> Exercise aim: Copy nothing but the text: reproduce each line of the listing exactly and leave the pictures out.

> Input material:
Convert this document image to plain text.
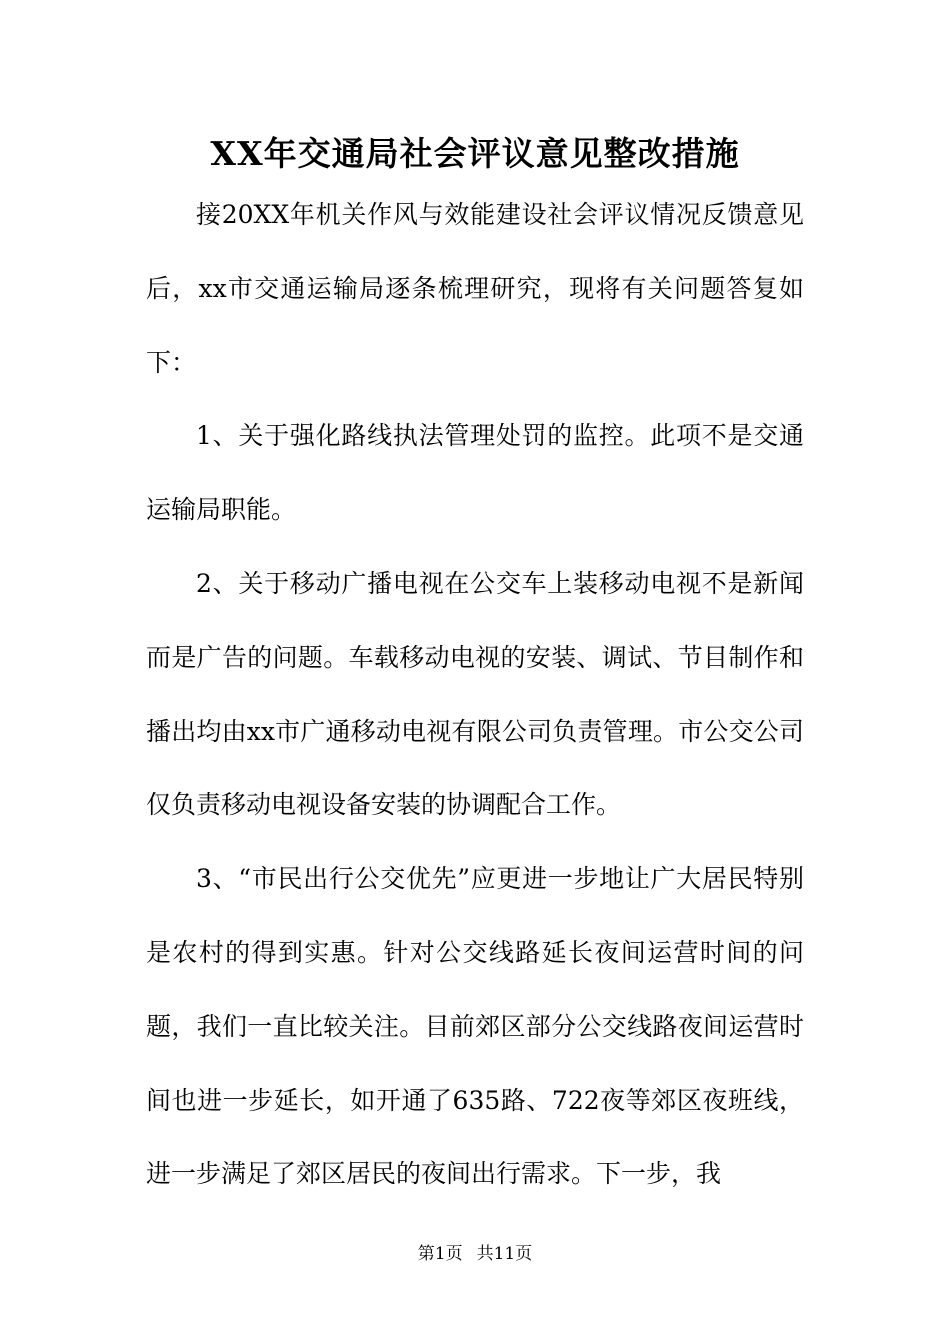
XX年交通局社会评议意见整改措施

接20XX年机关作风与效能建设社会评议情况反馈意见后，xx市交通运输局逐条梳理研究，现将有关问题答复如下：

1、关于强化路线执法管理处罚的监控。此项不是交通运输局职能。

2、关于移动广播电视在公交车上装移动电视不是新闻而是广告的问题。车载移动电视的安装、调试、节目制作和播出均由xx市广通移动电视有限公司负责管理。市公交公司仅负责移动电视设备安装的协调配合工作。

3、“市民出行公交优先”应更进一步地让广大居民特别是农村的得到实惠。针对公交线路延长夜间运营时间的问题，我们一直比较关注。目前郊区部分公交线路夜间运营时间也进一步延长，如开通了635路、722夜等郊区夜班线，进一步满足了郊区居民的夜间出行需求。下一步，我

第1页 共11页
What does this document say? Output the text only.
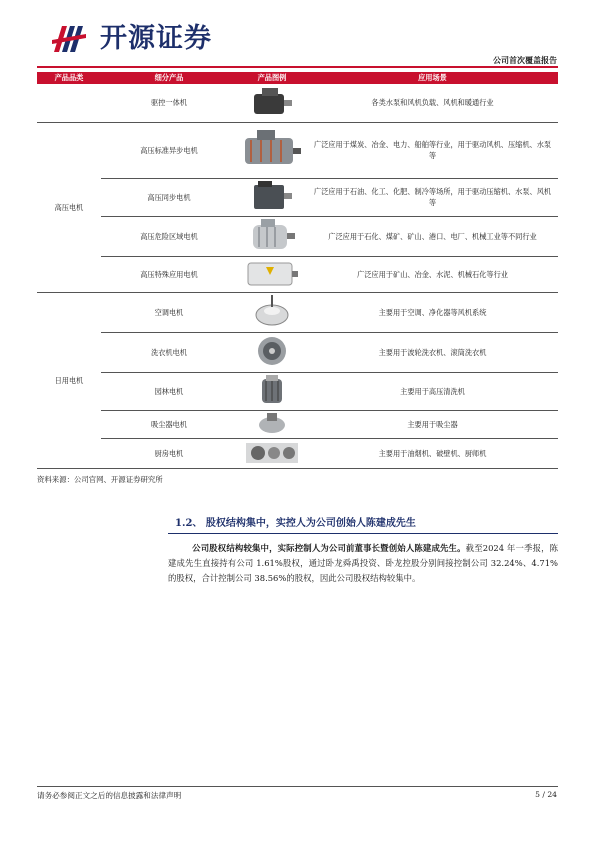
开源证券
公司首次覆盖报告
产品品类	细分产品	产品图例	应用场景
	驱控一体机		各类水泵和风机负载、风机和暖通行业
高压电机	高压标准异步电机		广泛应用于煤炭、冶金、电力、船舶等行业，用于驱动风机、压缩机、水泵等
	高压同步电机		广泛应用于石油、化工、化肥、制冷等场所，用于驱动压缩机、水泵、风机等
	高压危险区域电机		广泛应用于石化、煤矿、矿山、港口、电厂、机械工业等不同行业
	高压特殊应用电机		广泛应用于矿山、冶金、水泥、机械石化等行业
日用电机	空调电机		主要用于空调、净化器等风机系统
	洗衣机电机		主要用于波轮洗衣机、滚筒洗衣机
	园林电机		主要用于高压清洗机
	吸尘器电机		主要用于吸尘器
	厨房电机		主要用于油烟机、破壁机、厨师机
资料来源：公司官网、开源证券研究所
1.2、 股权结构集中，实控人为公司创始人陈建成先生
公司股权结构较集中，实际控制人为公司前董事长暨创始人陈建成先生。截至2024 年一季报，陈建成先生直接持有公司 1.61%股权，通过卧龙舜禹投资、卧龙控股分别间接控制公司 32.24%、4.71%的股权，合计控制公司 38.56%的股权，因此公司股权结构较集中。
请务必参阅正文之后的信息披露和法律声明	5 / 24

> Written reply:
Convert this document image to plain text.
XX年交通局社会评议意见整改措施

接20XX年机关作风与效能建设社会评议情况反馈意见后，xx市交通运输局逐条梳理研究，现将有关问题答复如下：

1、关于强化路线执法管理处罚的监控。此项不是交通运输局职能。

2、关于移动广播电视在公交车上装移动电视不是新闻而是广告的问题。车载移动电视的安装、调试、节目制作和播出均由xx市广通移动电视有限公司负责管理。市公交公司仅负责移动电视设备安装的协调配合工作。

3、“市民出行公交优先”应更进一步地让广大居民特别是农村的得到实惠。针对公交线路延长夜间运营时间的问题，我们一直比较关注。目前郊区部分公交线路夜间运营时间也进一步延长，如开通了635路、722夜等郊区夜班线，进一步满足了郊区居民的夜间出行需求。下一步，我

第1页 共11页
What does this document say? Output the text only.
开源证券
公司首次覆盖报告
产品品类	细分产品	产品图例	应用场景
	驱控一体机		各类水泵和风机负载、风机和暖通行业
高压电机	高压标准异步电机		广泛应用于煤炭、冶金、电力、船舶等行业，用于驱动风机、压缩机、水泵等
	高压同步电机		广泛应用于石油、化工、化肥、制冷等场所，用于驱动压缩机、水泵、风机等
	高压危险区域电机		广泛应用于石化、煤矿、矿山、港口、电厂、机械工业等不同行业
	高压特殊应用电机		广泛应用于矿山、冶金、水泥、机械石化等行业
日用电机	空调电机		主要用于空调、净化器等风机系统
	洗衣机电机		主要用于波轮洗衣机、滚筒洗衣机
	园林电机		主要用于高压清洗机
	吸尘器电机		主要用于吸尘器
	厨房电机		主要用于油烟机、破壁机、厨师机
资料来源：公司官网、开源证券研究所
1.2、 股权结构集中，实控人为公司创始人陈建成先生
公司股权结构较集中，实际控制人为公司前董事长暨创始人陈建成先生。截至2024 年一季报，陈建成先生直接持有公司 1.61%股权，通过卧龙舜禹投资、卧龙控股分别间接控制公司 32.24%、4.71%的股权，合计控制公司 38.56%的股权，因此公司股权结构较集中。
请务必参阅正文之后的信息披露和法律声明	5 / 24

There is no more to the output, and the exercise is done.